WRITTEN REQUEST
Extract the text of every entry below exactly; leave images out.

══ EXERCISE INPUTS

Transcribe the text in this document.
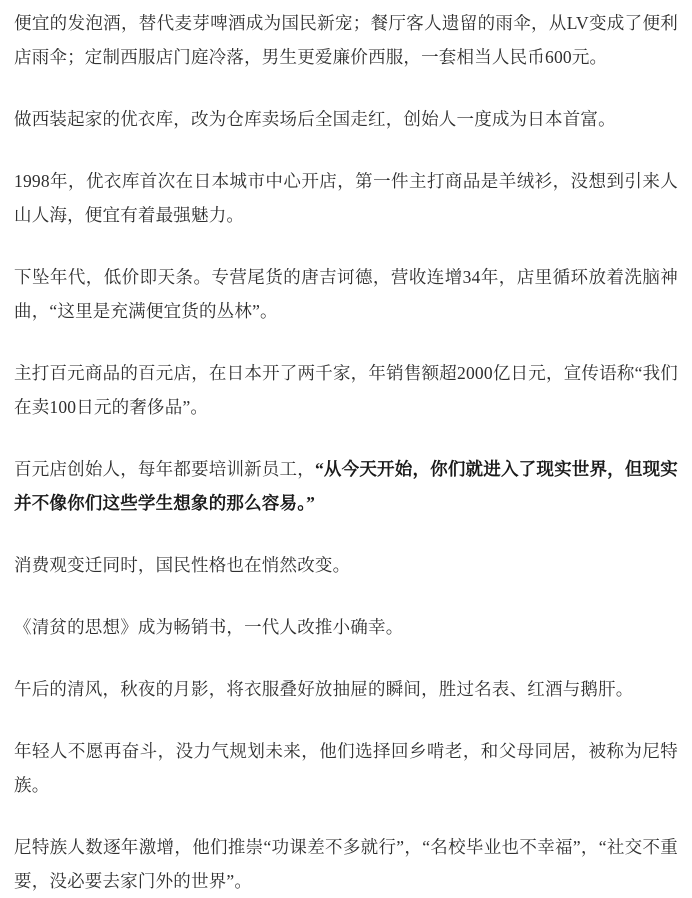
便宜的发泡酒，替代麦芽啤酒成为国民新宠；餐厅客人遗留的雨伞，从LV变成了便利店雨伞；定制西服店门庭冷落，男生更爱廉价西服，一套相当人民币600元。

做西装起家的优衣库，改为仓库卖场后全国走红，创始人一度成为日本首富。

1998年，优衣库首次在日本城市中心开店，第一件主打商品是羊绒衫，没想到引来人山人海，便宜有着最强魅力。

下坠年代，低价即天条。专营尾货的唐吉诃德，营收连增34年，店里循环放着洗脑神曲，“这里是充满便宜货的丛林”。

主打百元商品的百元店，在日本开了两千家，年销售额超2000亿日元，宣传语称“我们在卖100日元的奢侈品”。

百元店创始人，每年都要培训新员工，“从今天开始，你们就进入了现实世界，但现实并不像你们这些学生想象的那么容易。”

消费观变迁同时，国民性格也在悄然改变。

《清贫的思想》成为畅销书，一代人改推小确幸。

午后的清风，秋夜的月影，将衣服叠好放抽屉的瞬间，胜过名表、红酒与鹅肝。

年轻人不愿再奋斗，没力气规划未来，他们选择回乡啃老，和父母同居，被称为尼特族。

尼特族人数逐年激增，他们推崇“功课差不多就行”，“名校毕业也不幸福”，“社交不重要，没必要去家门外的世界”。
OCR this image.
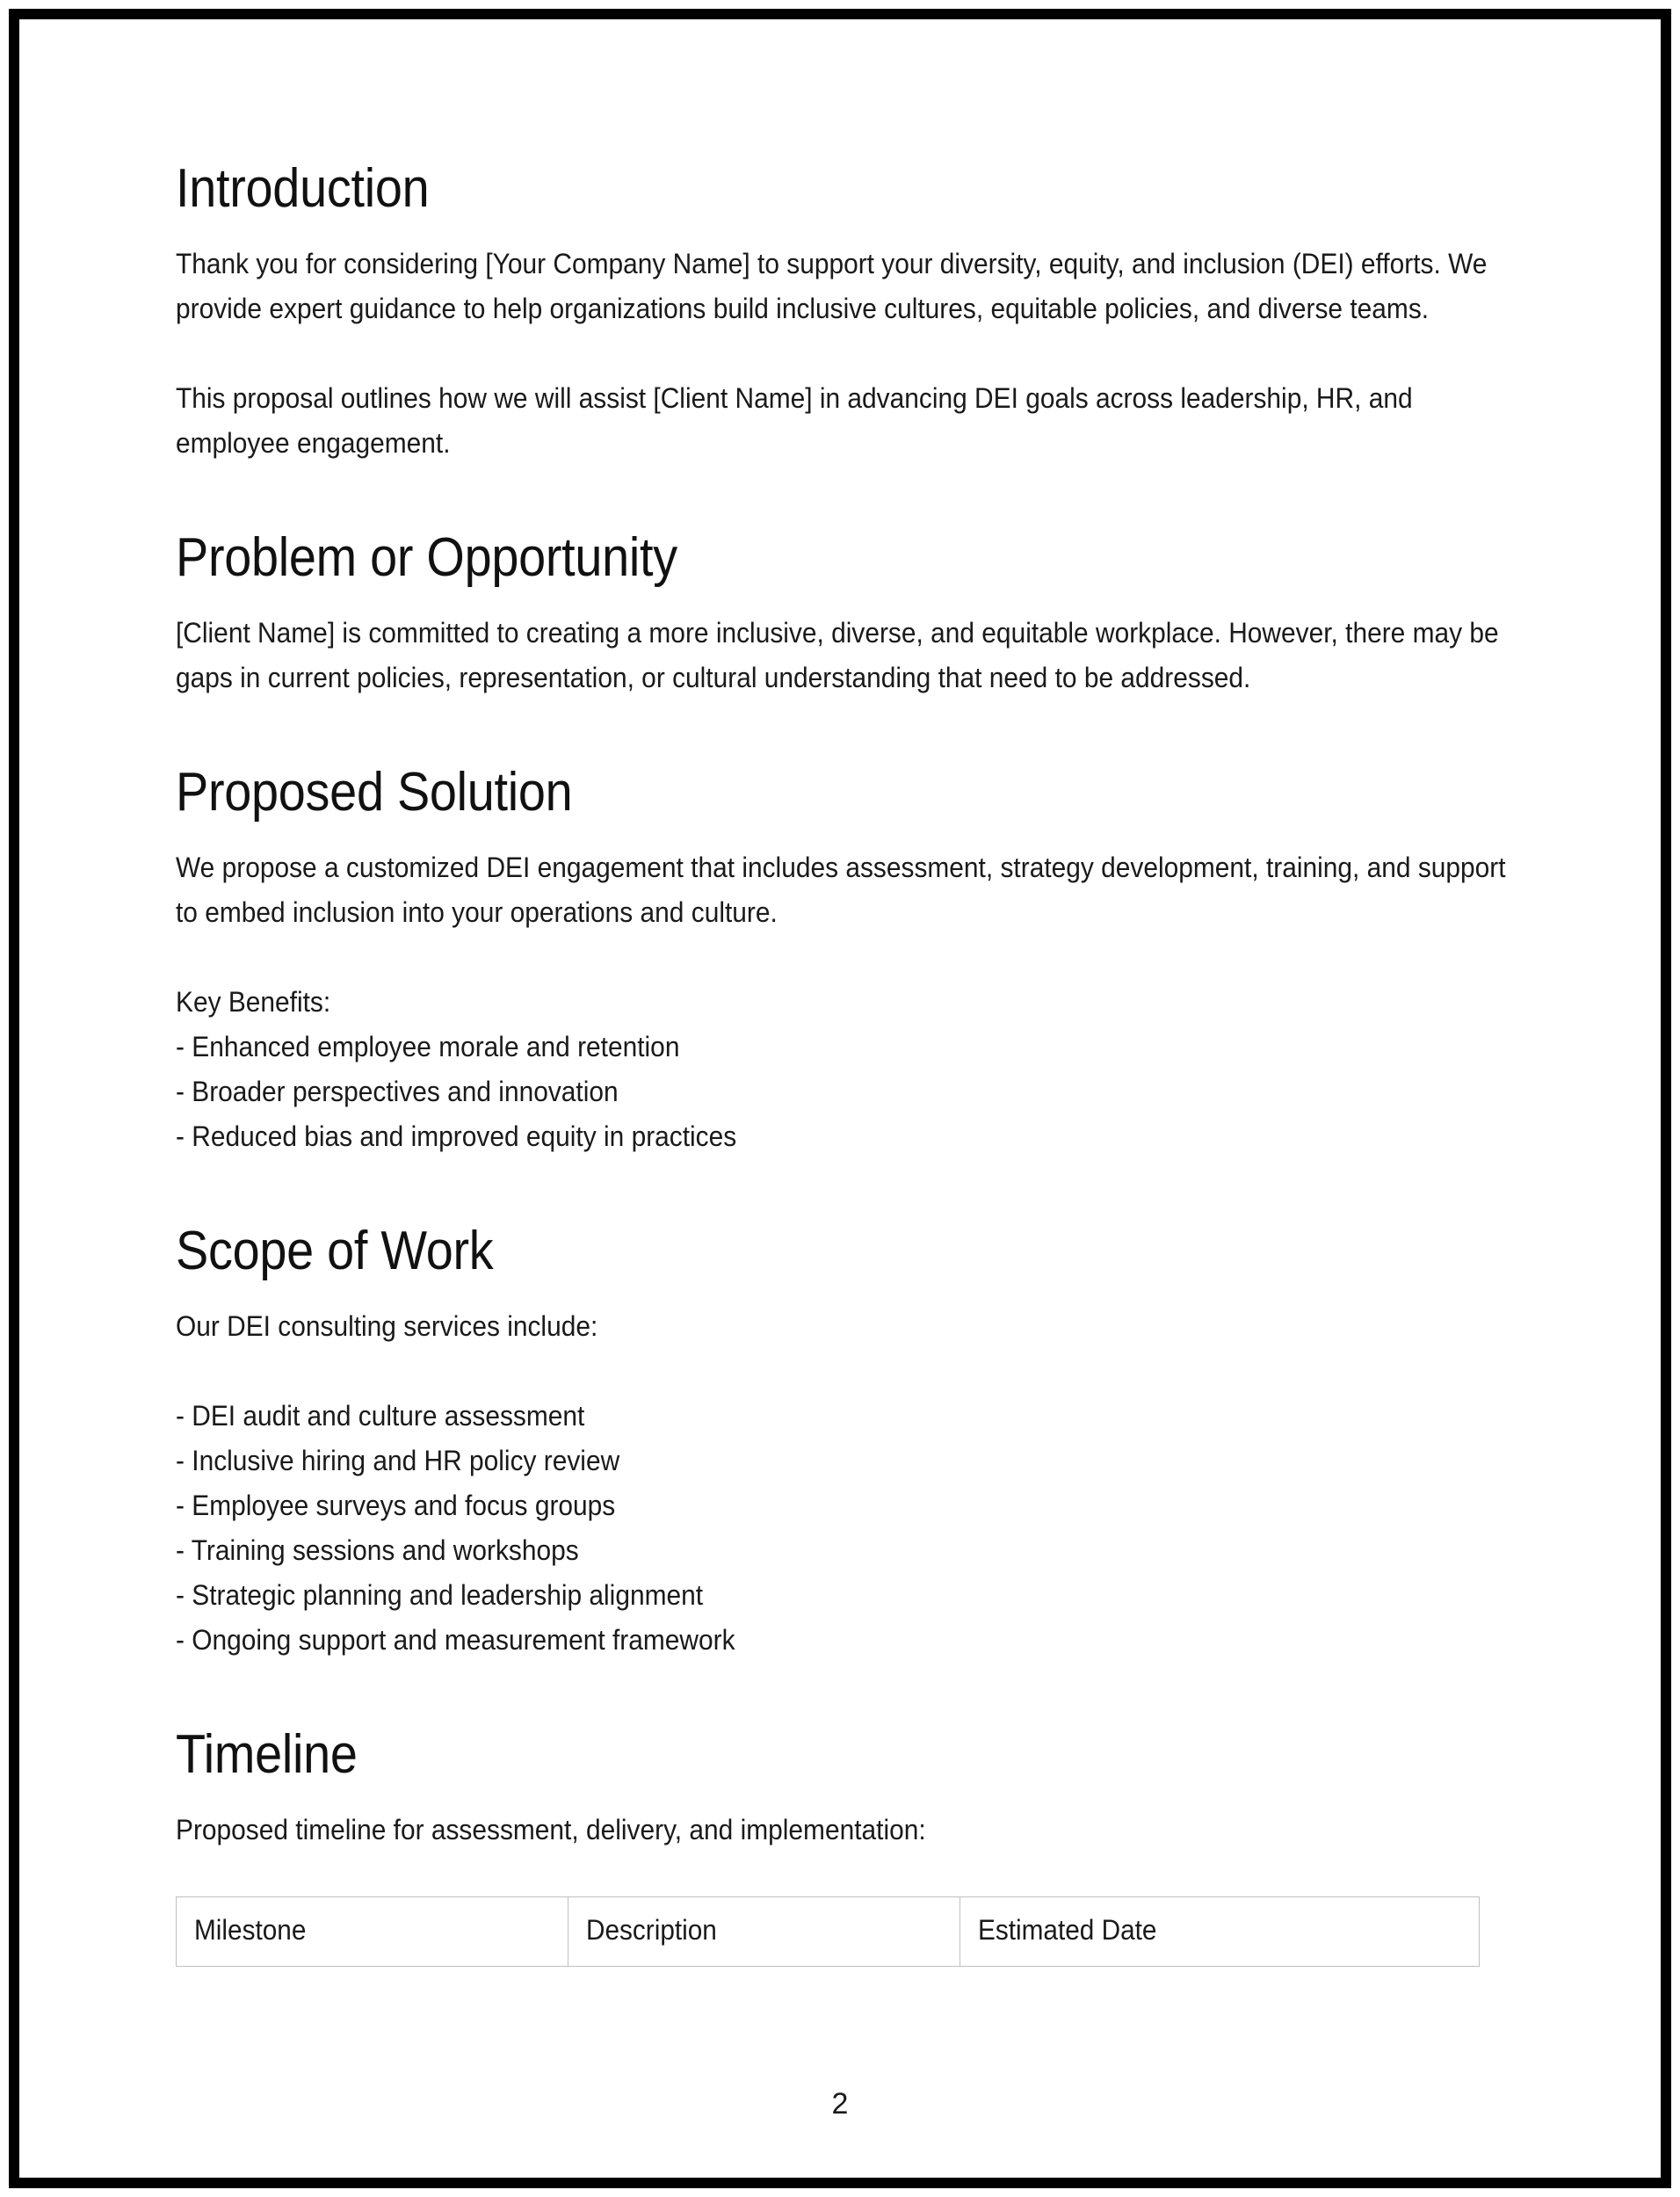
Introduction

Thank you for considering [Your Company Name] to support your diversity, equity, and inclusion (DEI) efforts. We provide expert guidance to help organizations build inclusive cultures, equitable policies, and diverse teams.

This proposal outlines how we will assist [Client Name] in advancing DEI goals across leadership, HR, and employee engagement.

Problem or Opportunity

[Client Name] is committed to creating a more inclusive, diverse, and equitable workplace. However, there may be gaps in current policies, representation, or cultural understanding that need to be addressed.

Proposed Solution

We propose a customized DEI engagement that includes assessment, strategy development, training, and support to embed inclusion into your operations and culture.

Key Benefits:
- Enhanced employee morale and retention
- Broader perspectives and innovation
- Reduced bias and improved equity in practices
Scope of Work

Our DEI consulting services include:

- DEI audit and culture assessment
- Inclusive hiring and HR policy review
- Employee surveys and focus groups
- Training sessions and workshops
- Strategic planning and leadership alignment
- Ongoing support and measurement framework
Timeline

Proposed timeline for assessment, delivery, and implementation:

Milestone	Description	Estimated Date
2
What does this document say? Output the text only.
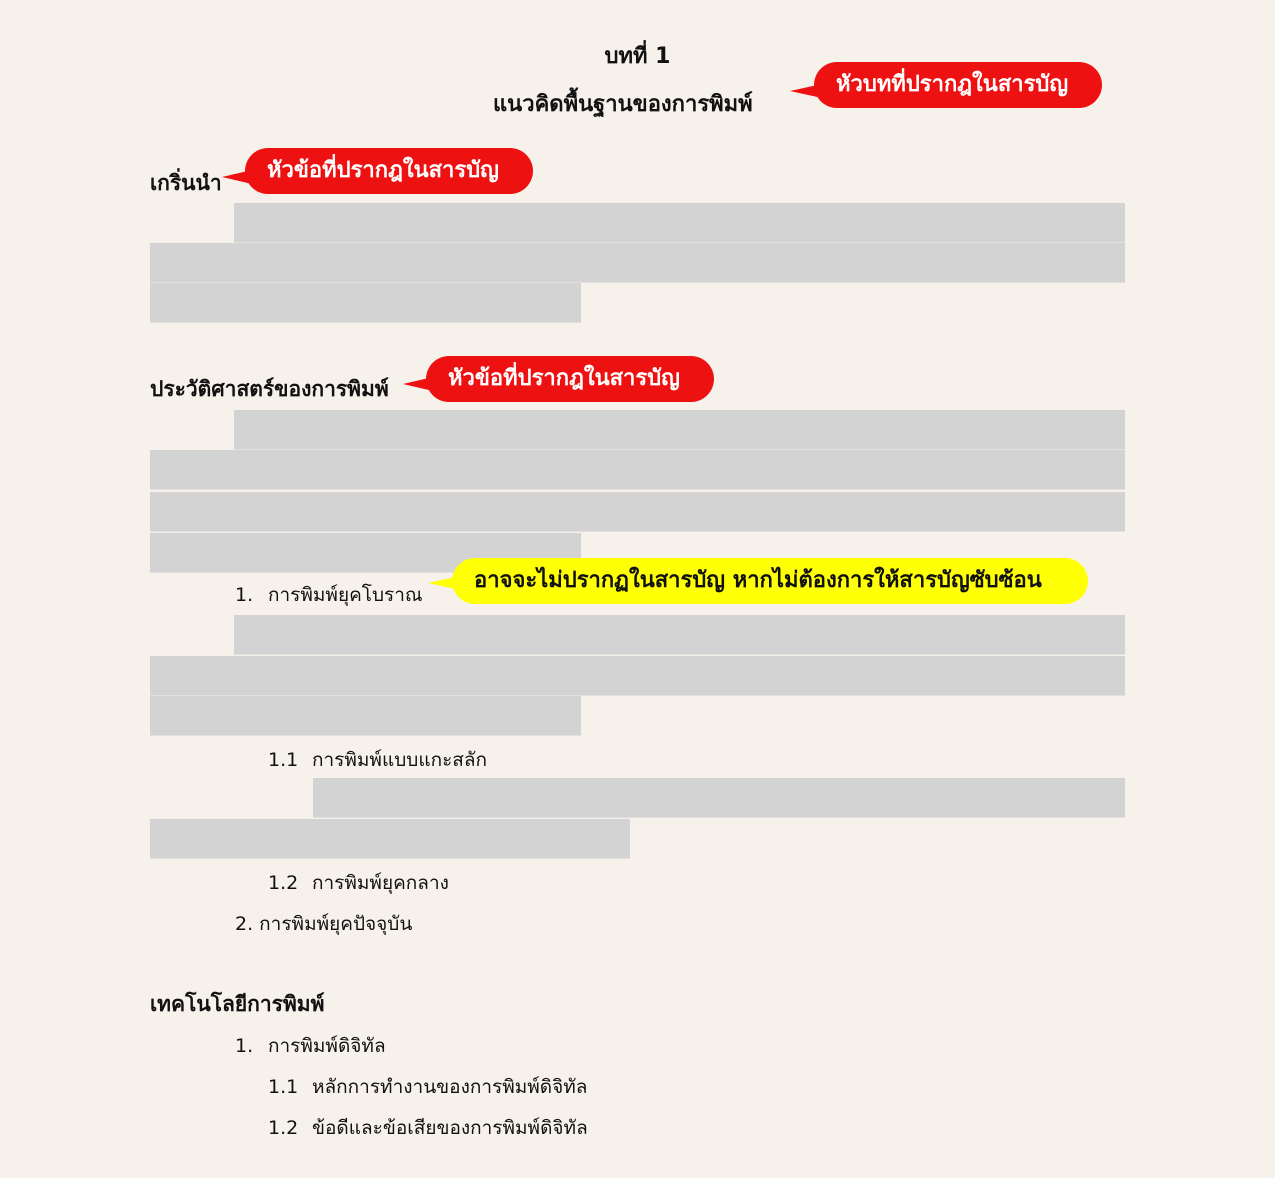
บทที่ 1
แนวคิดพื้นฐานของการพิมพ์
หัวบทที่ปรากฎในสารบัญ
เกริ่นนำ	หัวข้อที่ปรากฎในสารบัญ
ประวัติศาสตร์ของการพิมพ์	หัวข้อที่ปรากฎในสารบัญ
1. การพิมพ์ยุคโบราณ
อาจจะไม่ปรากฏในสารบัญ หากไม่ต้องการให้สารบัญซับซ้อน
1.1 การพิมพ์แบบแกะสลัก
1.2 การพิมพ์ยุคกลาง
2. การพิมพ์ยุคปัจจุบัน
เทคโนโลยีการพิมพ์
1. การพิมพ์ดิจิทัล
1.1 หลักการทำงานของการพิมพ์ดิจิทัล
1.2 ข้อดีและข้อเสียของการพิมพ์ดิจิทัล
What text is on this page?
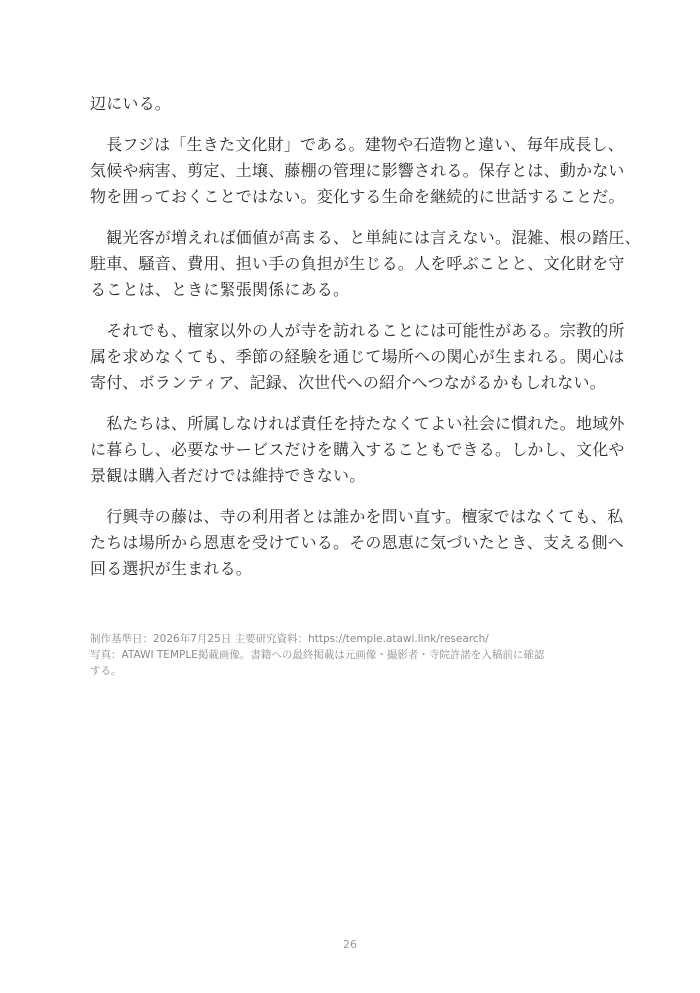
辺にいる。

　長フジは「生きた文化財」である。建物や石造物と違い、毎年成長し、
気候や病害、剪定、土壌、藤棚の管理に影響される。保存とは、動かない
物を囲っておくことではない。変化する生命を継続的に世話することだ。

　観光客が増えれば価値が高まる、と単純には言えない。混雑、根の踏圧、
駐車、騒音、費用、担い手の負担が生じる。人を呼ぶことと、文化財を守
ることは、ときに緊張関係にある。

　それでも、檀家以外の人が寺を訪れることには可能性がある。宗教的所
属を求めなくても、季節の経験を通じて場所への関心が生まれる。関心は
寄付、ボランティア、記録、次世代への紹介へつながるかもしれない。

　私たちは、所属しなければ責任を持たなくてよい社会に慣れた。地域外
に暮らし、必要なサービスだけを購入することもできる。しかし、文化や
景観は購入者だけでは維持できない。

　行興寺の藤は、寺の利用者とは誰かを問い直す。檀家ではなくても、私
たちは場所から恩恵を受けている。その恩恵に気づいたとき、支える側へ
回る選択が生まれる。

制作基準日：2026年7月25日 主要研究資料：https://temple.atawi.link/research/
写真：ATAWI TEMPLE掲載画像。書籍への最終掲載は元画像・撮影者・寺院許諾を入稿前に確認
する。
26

════

IN RESPONSE
Transcribe the text in this document.
便宜的发泡酒，替代麦芽啤酒成为国民新宠；餐厅客人遗留的雨伞，从LV变成了便利店雨伞；定制西服店门庭冷落，男生更爱廉价西服，一套相当人民币600元。

做西装起家的优衣库，改为仓库卖场后全国走红，创始人一度成为日本首富。

1998年，优衣库首次在日本城市中心开店，第一件主打商品是羊绒衫，没想到引来人山人海，便宜有着最强魅力。

下坠年代，低价即天条。专营尾货的唐吉诃德，营收连增34年，店里循环放着洗脑神曲，“这里是充满便宜货的丛林”。

主打百元商品的百元店，在日本开了两千家，年销售额超2000亿日元，宣传语称“我们在卖100日元的奢侈品”。

百元店创始人，每年都要培训新员工，“从今天开始，你们就进入了现实世界，但现实并不像你们这些学生想象的那么容易。”

消费观变迁同时，国民性格也在悄然改变。

《清贫的思想》成为畅销书，一代人改推小确幸。

午后的清风，秋夜的月影，将衣服叠好放抽屉的瞬间，胜过名表、红酒与鹅肝。

年轻人不愿再奋斗，没力气规划未来，他们选择回乡啃老，和父母同居，被称为尼特族。

尼特族人数逐年激增，他们推崇“功课差不多就行”，“名校毕业也不幸福”，“社交不重要，没必要去家门外的世界”。
OCR this image.
Introduction

Thank you for considering [Your Company Name] to support your diversity, equity, and inclusion (DEI) efforts. We provide expert guidance to help organizations build inclusive cultures, equitable policies, and diverse teams.

This proposal outlines how we will assist [Client Name] in advancing DEI goals across leadership, HR, and employee engagement.

Problem or Opportunity

[Client Name] is committed to creating a more inclusive, diverse, and equitable workplace. However, there may be gaps in current policies, representation, or cultural understanding that need to be addressed.

Proposed Solution

We propose a customized DEI engagement that includes assessment, strategy development, training, and support to embed inclusion into your operations and culture.

Key Benefits:
- Enhanced employee morale and retention
- Broader perspectives and innovation
- Reduced bias and improved equity in practices
Scope of Work

Our DEI consulting services include:

- DEI audit and culture assessment
- Inclusive hiring and HR policy review
- Employee surveys and focus groups
- Training sessions and workshops
- Strategic planning and leadership alignment
- Ongoing support and measurement framework
Timeline

Proposed timeline for assessment, delivery, and implementation:

Milestone	Description	Estimated Date
2
What does this document say? Output the text only.
บทที่ 1
แนวคิดพื้นฐานของการพิมพ์
หัวบทที่ปรากฎในสารบัญ
เกริ่นนำ	หัวข้อที่ปรากฎในสารบัญ
ประวัติศาสตร์ของการพิมพ์	หัวข้อที่ปรากฎในสารบัญ
1. การพิมพ์ยุคโบราณ
อาจจะไม่ปรากฏในสารบัญ หากไม่ต้องการให้สารบัญซับซ้อน
1.1 การพิมพ์แบบแกะสลัก
1.2 การพิมพ์ยุคกลาง
2. การพิมพ์ยุคปัจจุบัน
เทคโนโลยีการพิมพ์
1. การพิมพ์ดิจิทัล
1.1 หลักการทำงานของการพิมพ์ดิจิทัล
1.2 ข้อดีและข้อเสียของการพิมพ์ดิจิทัล
What text is on this page?
辺にいる。

　長フジは「生きた文化財」である。建物や石造物と違い、毎年成長し、
気候や病害、剪定、土壌、藤棚の管理に影響される。保存とは、動かない
物を囲っておくことではない。変化する生命を継続的に世話することだ。

　観光客が増えれば価値が高まる、と単純には言えない。混雑、根の踏圧、
駐車、騒音、費用、担い手の負担が生じる。人を呼ぶことと、文化財を守
ることは、ときに緊張関係にある。

　それでも、檀家以外の人が寺を訪れることには可能性がある。宗教的所
属を求めなくても、季節の経験を通じて場所への関心が生まれる。関心は
寄付、ボランティア、記録、次世代への紹介へつながるかもしれない。

　私たちは、所属しなければ責任を持たなくてよい社会に慣れた。地域外
に暮らし、必要なサービスだけを購入することもできる。しかし、文化や
景観は購入者だけでは維持できない。

　行興寺の藤は、寺の利用者とは誰かを問い直す。檀家ではなくても、私
たちは場所から恩恵を受けている。その恩恵に気づいたとき、支える側へ
回る選択が生まれる。

制作基準日：2026年7月25日 主要研究資料：https://temple.atawi.link/research/
写真：ATAWI TEMPLE掲載画像。書籍への最終掲載は元画像・撮影者・寺院許諾を入稿前に確認
する。
26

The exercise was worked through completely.